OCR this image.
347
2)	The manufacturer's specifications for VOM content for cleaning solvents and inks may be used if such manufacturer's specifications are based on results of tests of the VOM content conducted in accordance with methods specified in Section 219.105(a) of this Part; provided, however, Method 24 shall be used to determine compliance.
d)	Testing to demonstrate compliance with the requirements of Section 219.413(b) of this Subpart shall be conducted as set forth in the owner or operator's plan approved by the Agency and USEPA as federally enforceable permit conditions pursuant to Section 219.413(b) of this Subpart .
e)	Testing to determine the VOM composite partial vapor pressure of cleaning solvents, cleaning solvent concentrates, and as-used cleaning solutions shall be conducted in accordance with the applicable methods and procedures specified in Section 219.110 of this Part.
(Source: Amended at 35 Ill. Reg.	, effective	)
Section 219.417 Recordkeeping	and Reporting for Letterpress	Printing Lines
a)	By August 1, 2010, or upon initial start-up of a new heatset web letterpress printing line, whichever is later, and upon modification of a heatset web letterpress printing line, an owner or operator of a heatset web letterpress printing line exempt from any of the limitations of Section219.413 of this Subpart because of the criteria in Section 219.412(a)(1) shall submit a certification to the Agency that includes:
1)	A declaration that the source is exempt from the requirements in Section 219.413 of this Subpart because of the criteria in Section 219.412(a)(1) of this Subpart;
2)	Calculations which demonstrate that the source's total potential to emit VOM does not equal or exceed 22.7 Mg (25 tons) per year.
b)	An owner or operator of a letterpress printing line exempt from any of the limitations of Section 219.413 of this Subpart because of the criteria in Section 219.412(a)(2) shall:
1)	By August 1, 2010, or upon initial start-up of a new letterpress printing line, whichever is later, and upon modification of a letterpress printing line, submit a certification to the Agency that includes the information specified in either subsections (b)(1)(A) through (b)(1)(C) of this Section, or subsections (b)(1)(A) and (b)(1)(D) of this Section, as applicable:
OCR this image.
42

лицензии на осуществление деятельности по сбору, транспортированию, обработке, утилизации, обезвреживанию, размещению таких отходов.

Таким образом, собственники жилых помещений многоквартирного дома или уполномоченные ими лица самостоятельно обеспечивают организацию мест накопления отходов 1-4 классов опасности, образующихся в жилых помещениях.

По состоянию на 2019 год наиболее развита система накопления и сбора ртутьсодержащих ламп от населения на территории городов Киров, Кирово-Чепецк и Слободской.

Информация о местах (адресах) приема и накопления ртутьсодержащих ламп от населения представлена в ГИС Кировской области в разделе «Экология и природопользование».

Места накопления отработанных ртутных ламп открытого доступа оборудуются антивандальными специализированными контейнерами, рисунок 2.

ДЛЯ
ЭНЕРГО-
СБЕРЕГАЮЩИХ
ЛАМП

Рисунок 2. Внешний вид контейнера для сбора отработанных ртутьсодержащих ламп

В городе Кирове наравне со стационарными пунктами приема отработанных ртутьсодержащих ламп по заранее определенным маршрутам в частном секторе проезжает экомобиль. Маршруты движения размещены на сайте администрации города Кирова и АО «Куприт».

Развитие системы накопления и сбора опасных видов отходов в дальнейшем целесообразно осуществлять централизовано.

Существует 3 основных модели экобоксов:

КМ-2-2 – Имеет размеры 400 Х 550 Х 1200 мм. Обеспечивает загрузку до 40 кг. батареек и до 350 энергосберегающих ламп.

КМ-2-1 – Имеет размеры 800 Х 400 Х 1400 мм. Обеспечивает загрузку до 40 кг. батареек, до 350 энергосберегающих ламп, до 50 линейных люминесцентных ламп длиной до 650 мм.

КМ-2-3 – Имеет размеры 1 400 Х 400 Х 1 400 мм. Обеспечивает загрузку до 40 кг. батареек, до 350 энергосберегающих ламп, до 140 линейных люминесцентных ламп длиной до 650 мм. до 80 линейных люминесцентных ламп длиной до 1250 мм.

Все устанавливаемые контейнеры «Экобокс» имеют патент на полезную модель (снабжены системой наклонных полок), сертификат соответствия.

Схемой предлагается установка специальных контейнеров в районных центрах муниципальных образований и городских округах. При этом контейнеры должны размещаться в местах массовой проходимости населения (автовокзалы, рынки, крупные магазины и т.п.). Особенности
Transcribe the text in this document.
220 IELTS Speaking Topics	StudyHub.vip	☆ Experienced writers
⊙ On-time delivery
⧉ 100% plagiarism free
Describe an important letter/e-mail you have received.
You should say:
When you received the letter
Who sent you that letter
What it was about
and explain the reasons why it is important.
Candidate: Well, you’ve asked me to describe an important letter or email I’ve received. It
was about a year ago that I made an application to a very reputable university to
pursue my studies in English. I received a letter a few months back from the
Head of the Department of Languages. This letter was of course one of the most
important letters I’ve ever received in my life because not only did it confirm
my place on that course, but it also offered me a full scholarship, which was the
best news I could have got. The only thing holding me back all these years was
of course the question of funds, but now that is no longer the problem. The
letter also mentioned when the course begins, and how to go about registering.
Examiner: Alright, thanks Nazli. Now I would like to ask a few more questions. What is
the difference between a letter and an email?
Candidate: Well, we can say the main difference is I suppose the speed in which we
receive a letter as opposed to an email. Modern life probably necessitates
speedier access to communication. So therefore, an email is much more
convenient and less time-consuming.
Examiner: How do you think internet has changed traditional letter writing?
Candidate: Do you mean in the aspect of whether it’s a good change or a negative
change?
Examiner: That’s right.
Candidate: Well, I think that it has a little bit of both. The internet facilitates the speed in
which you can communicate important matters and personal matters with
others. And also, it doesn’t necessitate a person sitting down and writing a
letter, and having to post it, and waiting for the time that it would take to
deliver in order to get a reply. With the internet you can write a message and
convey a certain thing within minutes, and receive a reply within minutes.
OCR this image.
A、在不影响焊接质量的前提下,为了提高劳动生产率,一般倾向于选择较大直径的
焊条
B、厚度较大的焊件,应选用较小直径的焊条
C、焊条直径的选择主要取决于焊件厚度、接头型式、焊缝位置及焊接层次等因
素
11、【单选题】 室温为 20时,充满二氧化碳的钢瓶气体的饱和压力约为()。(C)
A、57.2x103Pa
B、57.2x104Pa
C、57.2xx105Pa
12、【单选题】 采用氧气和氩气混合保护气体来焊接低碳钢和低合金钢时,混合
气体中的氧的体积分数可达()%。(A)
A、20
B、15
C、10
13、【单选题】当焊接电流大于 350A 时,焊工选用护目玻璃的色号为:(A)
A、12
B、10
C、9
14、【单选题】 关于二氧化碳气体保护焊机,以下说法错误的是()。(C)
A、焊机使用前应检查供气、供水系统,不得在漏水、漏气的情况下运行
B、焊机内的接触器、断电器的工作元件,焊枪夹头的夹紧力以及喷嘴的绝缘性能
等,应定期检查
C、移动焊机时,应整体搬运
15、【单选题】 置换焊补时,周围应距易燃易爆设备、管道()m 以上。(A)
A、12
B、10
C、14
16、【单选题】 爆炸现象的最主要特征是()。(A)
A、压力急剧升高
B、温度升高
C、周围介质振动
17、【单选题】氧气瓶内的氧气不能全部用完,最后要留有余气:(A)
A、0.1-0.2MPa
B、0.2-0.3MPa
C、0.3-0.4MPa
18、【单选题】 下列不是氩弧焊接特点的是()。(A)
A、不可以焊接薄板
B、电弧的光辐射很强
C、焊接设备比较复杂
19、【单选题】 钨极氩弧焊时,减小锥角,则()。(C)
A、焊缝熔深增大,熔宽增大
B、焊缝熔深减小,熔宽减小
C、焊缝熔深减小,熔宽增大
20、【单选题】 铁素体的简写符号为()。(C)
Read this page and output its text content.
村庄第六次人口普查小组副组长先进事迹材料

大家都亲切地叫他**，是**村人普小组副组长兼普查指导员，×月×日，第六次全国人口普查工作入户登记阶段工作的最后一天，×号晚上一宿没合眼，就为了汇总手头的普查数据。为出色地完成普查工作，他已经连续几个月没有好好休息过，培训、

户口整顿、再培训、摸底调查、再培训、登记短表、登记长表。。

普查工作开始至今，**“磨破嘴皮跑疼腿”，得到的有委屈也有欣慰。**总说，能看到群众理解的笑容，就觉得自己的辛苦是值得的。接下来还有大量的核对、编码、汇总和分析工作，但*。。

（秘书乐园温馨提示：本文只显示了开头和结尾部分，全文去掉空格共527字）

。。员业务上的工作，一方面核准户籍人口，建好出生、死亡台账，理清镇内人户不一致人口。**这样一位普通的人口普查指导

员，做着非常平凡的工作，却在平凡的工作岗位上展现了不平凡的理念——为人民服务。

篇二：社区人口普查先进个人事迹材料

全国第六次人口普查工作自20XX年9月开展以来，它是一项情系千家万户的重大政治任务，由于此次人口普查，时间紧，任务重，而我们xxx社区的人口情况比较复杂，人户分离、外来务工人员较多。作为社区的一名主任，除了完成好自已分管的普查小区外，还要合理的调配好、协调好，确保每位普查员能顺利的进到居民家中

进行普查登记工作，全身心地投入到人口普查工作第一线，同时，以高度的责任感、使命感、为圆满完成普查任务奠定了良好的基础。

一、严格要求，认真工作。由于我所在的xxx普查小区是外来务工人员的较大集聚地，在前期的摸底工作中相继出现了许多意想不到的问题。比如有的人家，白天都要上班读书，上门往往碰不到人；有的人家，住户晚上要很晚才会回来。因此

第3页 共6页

•••••

# THE PROBLEM:
Copy each line holding the word "course" from the listing above.

# EXERCISE SOLUTION:
Head of the Department of Languages. This letter was of course one of the most
my place on that course, but it also offered me a full scholarship, which was the
of course the question of funds, but now that is no longer the problem. The
letter also mentioned when the course begins, and how to go about registering.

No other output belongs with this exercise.